RECORDS SHOWN
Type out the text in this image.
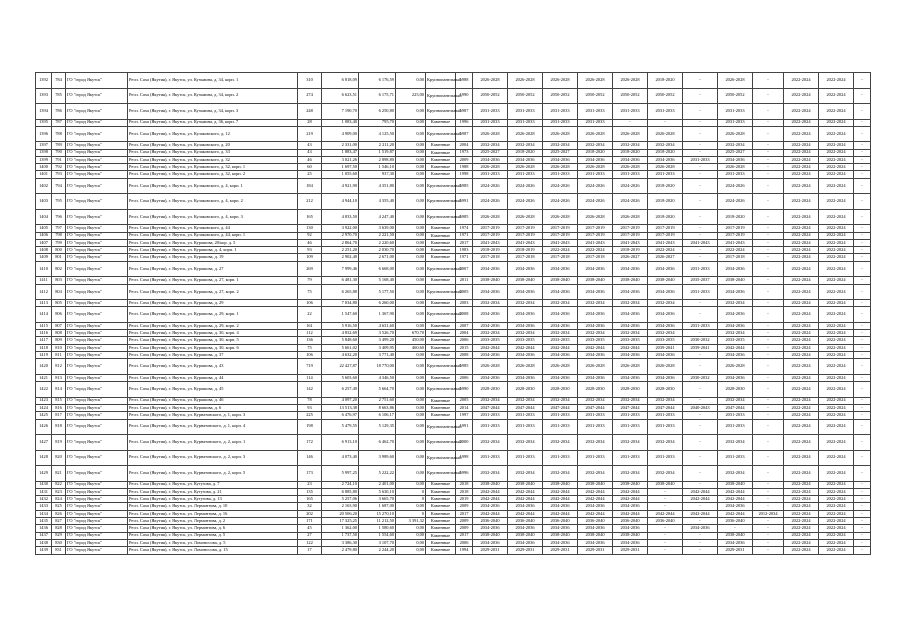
1392	784	ГО "город Якутск"	Респ. Саха (Якутия), г. Якутск, ул. Кузьмина, д. 34, корп. 1	310	6 818,09	6 176,59	0,00	Крупнопанельный	1988	2026-2028	2026-2028	2026-2028	2026-2028	2026-2028	2018-2020	-	2026-2028	-	2022-2024	2022-2024	-
1393	785	ГО "город Якутск"	Респ. Саха (Якутия), г. Якутск, ул. Кузьмина, д. 34, корп. 2	274	6 623,51	6 175,71	225,00	Крупнопанельный	1990	2050-2052	2050-2052	2050-2052	2050-2052	2050-2052	2050-2052	-	2050-2052	-	2022-2024	2022-2024	-
1394	786	ГО "город Якутск"	Респ. Саха (Якутия), г. Якутск, ул. Кузьмина, д. 34, корп. 3	248	7 190,70	6 250,80	0,00	Крупнопанельный	1987	2031-2033	2031-2033	2031-2033	2031-2033	2031-2033	2031-2033	-	2031-2033	-	2022-2024	2022-2024	-
1395	787	ГО "город Якутск"	Респ. Саха (Якутия), г. Якутск, ул. Кузьмина, д. 36, корп. 7	28	1 083,40	795,70	0,00	Каменные	1996	2031-2033	2031-2033	2031-2033	2031-2033	-	-	-	2031-2033	-	2022-2024	2022-2024	-
1396	788	ГО "город Якутск"	Респ. Саха (Якутия), г. Якутск, ул. Кулаковского, д. 12	219	4 909,00	4 125,50	0,00	Крупнопанельный	1987	2026-2028	2026-2028	2026-2028	2026-2028	2026-2028	2026-2028	-	2026-2028	-	2022-2024	2022-2024	-
1397	789	ГО "город Якутск"	Респ. Саха (Якутия), г. Якутск, ул. Кулаковского, д. 20	43	2 331,00	2 211,20	0,00	Каменные	2004	2032-2034	2032-2034	2032-2034	2032-2034	2032-2034	2032-2034	-	2032-2034	-	2022-2024	2022-2024	-
1398	790	ГО "город Якутск"	Респ. Саха (Якутия), г. Якутск, ул. Кулаковского, д. 33	43	1 883,47	1 519,87	0,00	Каменные	1973	2025-2027	2018-2020	2025-2027	2018-2020	2018-2020	2018-2020	-	2025-2027	-	2022-2024	2022-2024	-
1399	791	ГО "город Якутск"	Респ. Саха (Якутия), г. Якутск, ул. Кулаковского, д. 32	46	3 021,26	2 898,80	0,00	Каменные	2009	2034-2036	2034-2036	2034-2036	2034-2036	2034-2036	2034-2036	2031-2033	2034-2036	-	2022-2024	2022-2024	-
1400	792	ГО "город Якутск"	Респ. Саха (Якутия), г. Якутск, ул. Кулаковского, д. 32, корп. 1	60	1 697,50	1 546,10	0,00	Каменные	1988	2026-2028	2026-2028	2026-2028	2026-2028	2026-2028	2026-2028	-	2026-2028	-	2022-2024	2022-2024	-
1401	793	ГО "город Якутск"	Респ. Саха (Якутия), г. Якутск, ул. Кулаковского, д. 32, корп. 2	25	1 055,60	937,30	0,00	Каменные	1998	2031-2033	2031-2033	2031-2033	2031-2033	2031-2033	2031-2033	-	2031-2033	-	2022-2024	2022-2024	-
1402	794	ГО "город Якутск"	Респ. Саха (Якутия), г. Якутск, ул. Кулаковского, д. 4, корп. 1	184	4 921,90	4 351,80	0,00	Крупнопанельный	1985	2024-2026	2024-2026	2024-2026	2024-2026	2024-2026	2018-2020	-	2024-2026	-	2022-2024	2022-2024	-
1403	795	ГО "город Якутск"	Респ. Саха (Якутия), г. Якутск, ул. Кулаковского, д. 4, корп. 2	212	4 944,10	4 355,40	0,00	Крупнопанельный	1991	2024-2026	2024-2026	2024-2026	2024-2026	2024-2026	2018-2020	-	2024-2026	-	2022-2024	2022-2024	-
1404	796	ГО "город Якутск"	Респ. Саха (Якутия), г. Якутск, ул. Кулаковского, д. 4, корп. 3	165	4 833,50	4 247,40	0,00	Крупнопанельный	1985	2026-2028	2026-2028	2026-2028	2026-2028	2026-2028	2018-2020	-	2018-2020	-	2022-2024	2022-2024	-
1405	797	ГО "город Якутск"	Респ. Саха (Якутия), г. Якутск, ул. Кулаковского, д. 44	130	3 922,00	3 639,00	0,00	Каменные	1974	2017-2019	2017-2019	2017-2019	2017-2019	2017-2019	2017-2019	-	2017-2019	-	2022-2024	2022-2024	-
1406	798	ГО "город Якутск"	Респ. Саха (Якутия), г. Якутск, ул. Кулаковского, д. 44, корп. 1	92	2 970,70	2 221,50	0,00	Каменные	1971	2017-2019	2017-2019	2017-2019	2017-2019	2017-2019	2017-2019	-	2017-2019	-	2022-2024	2022-2024	-
1407	799	ГО "город Якутск"	Респ. Саха (Якутия), г. Якутск, ул. Курашова, 20/кор. д. 5	46	2 864,70	2 220,60	0,00	Каменные	2017	2041-2043	2041-2043	2041-2043	2041-2043	2041-2043	2041-2043	2041-2043	2041-2043	-	2022-2024	2022-2024	-
1408	800	ГО "город Якутск"	Респ. Саха (Якутия), г. Якутск, ул. Курашова, д. 4, корп. 1	93	2 251,20	2 030,70	0,00	Каменные	1983	2018-2019	2018-2019	2022-2024	2022-2024	2018-2019	2022-2024	-	2022-2024	-	2022-2024	2022-2024	-
1409	801	ГО "город Якутск"	Респ. Саха (Якутия), г. Якутск, ул. Курашова, д. 19	109	2 902,40	2 671,00	0,00	Каменные	1971	2017-2018	2017-2018	2017-2018	2017-2018	2026-2027	2026-2027	-	2017-2018	-	2022-2024	2022-2024	-
1410	802	ГО "город Якутск"	Респ. Саха (Якутия), г. Якутск, ул. Курашова, д. 27	269	7 999,46	6 668,00	0,00	Крупнопанельный	2007	2034-2036	2034-2036	2034-2036	2034-2036	2034-2036	2034-2036	2031-2033	2034-2036	-	2022-2024	2022-2024	-
1411	803	ГО "город Якутск"	Респ. Саха (Якутия), г. Якутск, ул. Курашова, д. 27, корп. 1	79	6 481,30	5 168,40	0,00	Каменные	2011	2038-2040	2038-2040	2038-2040	2038-2040	2038-2040	2038-2040	2035-2037	2038-2040	-	2022-2024	2022-2024	-
1412	804	ГО "город Якутск"	Респ. Саха (Якутия), г. Якутск, ул. Курашова, д. 27, корп. 2	75	6 265,88	5 177,50	0,00	Крупнопанельный	2005	2034-2036	2034-2036	2034-2036	2034-2036	2034-2036	2034-2036	2031-2033	2034-2036	-	2022-2024	2022-2024	-
1413	805	ГО "город Якутск"	Респ. Саха (Якутия), г. Якутск, ул. Курашова, д. 29	106	7 034,80	6 260,00	0,00	Каменные	2003	2032-2034	2032-2034	2032-2034	2032-2034	2032-2034	2032-2034	-	2032-2034	-	2022-2024	2022-2024	-
1414	806	ГО "город Якутск"	Респ. Саха (Якутия), г. Якутск, ул. Курашова, д. 29, корп. 1	22	1 547,60	1 367,90	0,00	Крупнопанельный	2008	2034-2036	2034-2036	2034-2036	2034-2036	2034-2036	2034-2036	-	2034-2036	-	2022-2024	2022-2024	-
1415	807	ГО "город Якутск"	Респ. Саха (Якутия), г. Якутск, ул. Курашова, д. 29, корп. 2	161	5 916,50	4 631,60	0,00	Каменные	2007	2034-2036	2034-2036	2034-2036	2034-2036	2034-2036	2034-2036	2031-2033	2034-2036	-	2022-2024	2022-2024	-
1416	808	ГО "город Якутск"	Респ. Саха (Якутия), г. Якутск, ул. Курашова, д. 30, корп. 4	112	4 832,69	3 526,70	670,70	Каменные	2004	2032-2034	2032-2034	2032-2034	2032-2034	2032-2034	2032-2034	-	2032-2034	-	2022-2024	2022-2024	-
1417	809	ГО "город Якутск"	Респ. Саха (Якутия), г. Якутск, ул. Курашова, д. 30, корп. 5	136	5 848,60	3 499,20	450,00	Каменные	2006	2033-2035	2033-2035	2033-2035	2033-2035	2033-2035	2033-2035	2030-2032	2033-2035	-	2022-2024	2022-2024	-
1418	810	ГО "город Якутск"	Респ. Саха (Якутия), г. Якутск, ул. Курашова, д. 30, корп. 6	75	5 661,02	3 409,95	460,60	Каменные	2015	2042-2044	2042-2044	2042-2044	2042-2044	2042-2044	2039-2041	2039-2041	2042-2044	-	2022-2024	2022-2024	-
1419	811	ГО "город Якутск"	Респ. Саха (Якутия), г. Якутск, ул. Курашова, д. 37	106	4 632,20	3 771,40	0,00	Каменные	2008	2034-2036	2034-2036	2034-2036	2034-2036	2034-2036	2034-2036	-	2034-2036	-	2022-2024	2022-2024	-
1420	812	ГО "город Якутск"	Респ. Саха (Якутия), г. Якутск, ул. Курашова, д. 43	719	22 427,87	18 770,00	0,00	Крупнопанельный	1985	2026-2028	2026-2028	2026-2028	2026-2028	2026-2028	2026-2028	-	2026-2028	-	2022-2024	2022-2024	-
1421	813	ГО "город Якутск"	Респ. Саха (Якутия), г. Якутск, ул. Курашова, д. 44	114	5 603,60	4 346,50	0,00	Каменные	2006	2034-2036	2034-2036	2034-2036	2034-2036	2034-2036	2034-2036	2030-2032	2034-2036	-	2022-2024	2022-2024	-
1422	814	ГО "город Якутск"	Респ. Саха (Якутия), г. Якутск, ул. Курашова, д. 45	142	6 257,49	5 664,70	0,00	Крупнопанельный	1990	2028-2030	2028-2030	2028-2030	2028-2030	2028-2030	2028-2030	-	2028-2030	-	2022-2024	2022-2024	-
1423	815	ГО "город Якутск"	Респ. Саха (Якутия), г. Якутск, ул. Курашова, д. 46	78	4 097,20	2 751,60	0,00	Каменные	2005	2032-2034	2032-2034	2032-2034	2032-2034	2032-2034	2032-2034	-	2032-2034	-	2022-2024	2022-2024	-
1424	816	ГО "город Якутск"	Респ. Саха (Якутия), г. Якутск, ул. Курашова, д. 6	93	13 513,38	8 663,86	0,00	Каменные	2014	2047-2044	2047-2044	2047-2044	2047-2044	2047-2044	2047-2044	2040-2043	2047-2044	-	2022-2024	2022-2024	-
1425	817	ГО "город Якутск"	Респ. Саха (Якутия), г. Якутск, ул. Курнатовского, д. 1, корп. 3	225	6 476,97	6 106,17	0,00	Каменные	1997	2031-2033	2031-2033	2031-2033	2031-2033	2031-2033	2031-2033	-	2031-2033	-	2022-2024	2022-2024	-
1426	818	ГО "город Якутск"	Респ. Саха (Якутия), г. Якутск, ул. Курнатовского, д. 1, корп. 4	198	5 479,55	5 129,35	0,00	Крупнопанельный	1991	2031-2033	2031-2033	2031-2033	2031-2033	2031-2033	2031-2033	-	2031-2033	-	2022-2024	2022-2024	-
1427	819	ГО "город Якутск"	Респ. Саха (Якутия), г. Якутск, ул. Курнатовского, д. 2, корп. 1	172	6 913,10	6 462,70	0,00	Крупнопанельный	2000	2032-2034	2032-2034	2032-2034	2032-2034	2032-2034	2032-2034	-	2032-2034	-	2022-2024	2022-2024	-
1428	820	ГО "город Якутск"	Респ. Саха (Якутия), г. Якутск, ул. Курнатовского, д. 2, корп. 3	146	4 073,40	3 989,60	0,00	Крупнопанельный	1998	2031-2033	2031-2033	2031-2033	2031-2033	2031-2033	2031-2033	-	2031-2033	-	2022-2024	2022-2024	-
1429	821	ГО "город Якутск"	Респ. Саха (Якутия), г. Якутск, ул. Курнатовского, д. 2, корп. 5	173	5 997,25	5 222,22	0,00	Крупнопанельный	1996	2032-2034	2032-2034	2032-2034	2032-2034	2032-2034	2032-2034	-	2032-2034	-	2022-2024	2022-2024	-
1430	822	ГО "город Якутск"	Респ. Саха (Якутия), г. Якутск, ул. Кутузова, д. 7	23	2 724,10	2 401,00	0,00	Каменные	2018	2038-2040	2038-2040	2038-2040	2038-2040	2038-2040	2038-2040	-	2038-2040	-	2022-2024	2022-2024	-
1431	823	ГО "город Якутск"	Респ. Саха (Якутия), г. Якутск, ул. Кутузова, д. 21	135	6 885,80	5 630,10	0	Каменные	2018	2042-2044	2042-2044	2042-2044	2042-2044	2042-2044	-	2042-2044	2042-2044	-	2022-2024	2022-2024	-
1432	824	ГО "город Якутск"	Респ. Саха (Якутия), г. Якутск, ул. Кутузова, д. 13	165	5 257,06	3 665,70	0	Каменные	2019	2042-2044	2042-2044	2042-2044	2042-2044	2042-2044	-	2042-2044	2042-2044	-	2022-2024	2022-2024	-
1433	825	ГО "город Якутск"	Респ. Саха (Якутия), г. Якутск, ул. Лермонтова, д. 10	32	2 163,90	1 687,00	0,00	Каменные	2009	2034-2036	2034-2036	2034-2036	2034-2036	2034-2036	-	-	2034-2036	-	2022-2024	2022-2024	-
1434	826	ГО "город Якутск"	Респ. Саха (Якутия), г. Якутск, ул. Лермонтова, д. 16	202	20 506,20	15 270,10	0	Каменные	2017	2042-2044	2042-2044	2042-2044	2042-2044	2042-2044	2042-2044	2042-2044	2042-2044	2012-2034	2022-2024	2022-2024	-
1435	827	ГО "город Якутск"	Респ. Саха (Якутия), г. Якутск, ул. Лермонтова, д. 2	171	17 325,25	11 212,50	3 391,32	Каменные	2009	2036-2040	2036-2040	2036-2040	2036-2040	2036-2040	2036-2040	-	2036-2040	-	2022-2024	2022-2024	-
1436	828	ГО "город Якутск"	Респ. Саха (Якутия), г. Якутск, ул. Лермонтова, д. 6	45	1 362,00	1 580,60	0,00	Каменные	2009	2034-2036	2034-2036	2034-2036	2034-2036	2034-2036	-	2034-2036	-	-	2022-2024	2022-2024	-
1437	829	ГО "город Якутск"	Респ. Саха (Якутия), г. Якутск, ул. Лермонтова, д. 5	27	1 737,50	1 554,60	0,00	Каменные	2017	2038-2040	2038-2040	2038-2040	2038-2040	2038-2040	-	-	2038-2040	-	2022-2024	2022-2024	-
1438	830	ГО "город Якутск"	Респ. Саха (Якутия), г. Якутск, ул. Ломоносова, д. 5	122	3 386,30	3 107,70	0,00	Каменные	2006	2034-2036	2034-2036	2034-2036	2034-2036	2034-2036	-	-	2034-2036	-	2022-2024	2022-2024	-
1439	831	ГО "город Якутск"	Респ. Саха (Якутия), г. Якутск, ул. Ломоносова, д. 15	17	2 479,80	2 244,20	0,00	Каменные	1994	2029-2031	2029-2031	2029-2031	2029-2031	2029-2031	-	-	2029-2031	-	2022-2024	2022-2024	-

PROBLEM
Copy every line of the listing that includes the string "Кузьмина".

PROBLEM SOLUTION
1392	784	ГО "город Якутск"	Респ. Саха (Якутия), г. Якутск, ул. Кузьмина, д. 34, корп. 1	310	6 818,09	6 176,59	0,00	Крупнопанельный	1988	2026-2028	2026-2028	2026-2028	2026-2028	2026-2028	2018-2020	-	2026-2028	-	2022-2024	2022-2024	-
1393	785	ГО "город Якутск"	Респ. Саха (Якутия), г. Якутск, ул. Кузьмина, д. 34, корп. 2	274	6 623,51	6 175,71	225,00	Крупнопанельный	1990	2050-2052	2050-2052	2050-2052	2050-2052	2050-2052	2050-2052	-	2050-2052	-	2022-2024	2022-2024	-
1394	786	ГО "город Якутск"	Респ. Саха (Якутия), г. Якутск, ул. Кузьмина, д. 34, корп. 3	248	7 190,70	6 250,80	0,00	Крупнопанельный	1987	2031-2033	2031-2033	2031-2033	2031-2033	2031-2033	2031-2033	-	2031-2033	-	2022-2024	2022-2024	-
1395	787	ГО "город Якутск"	Респ. Саха (Якутия), г. Якутск, ул. Кузьмина, д. 36, корп. 7	28	1 083,40	795,70	0,00	Каменные	1996	2031-2033	2031-2033	2031-2033	2031-2033	-	-	-	2031-2033	-	2022-2024	2022-2024	-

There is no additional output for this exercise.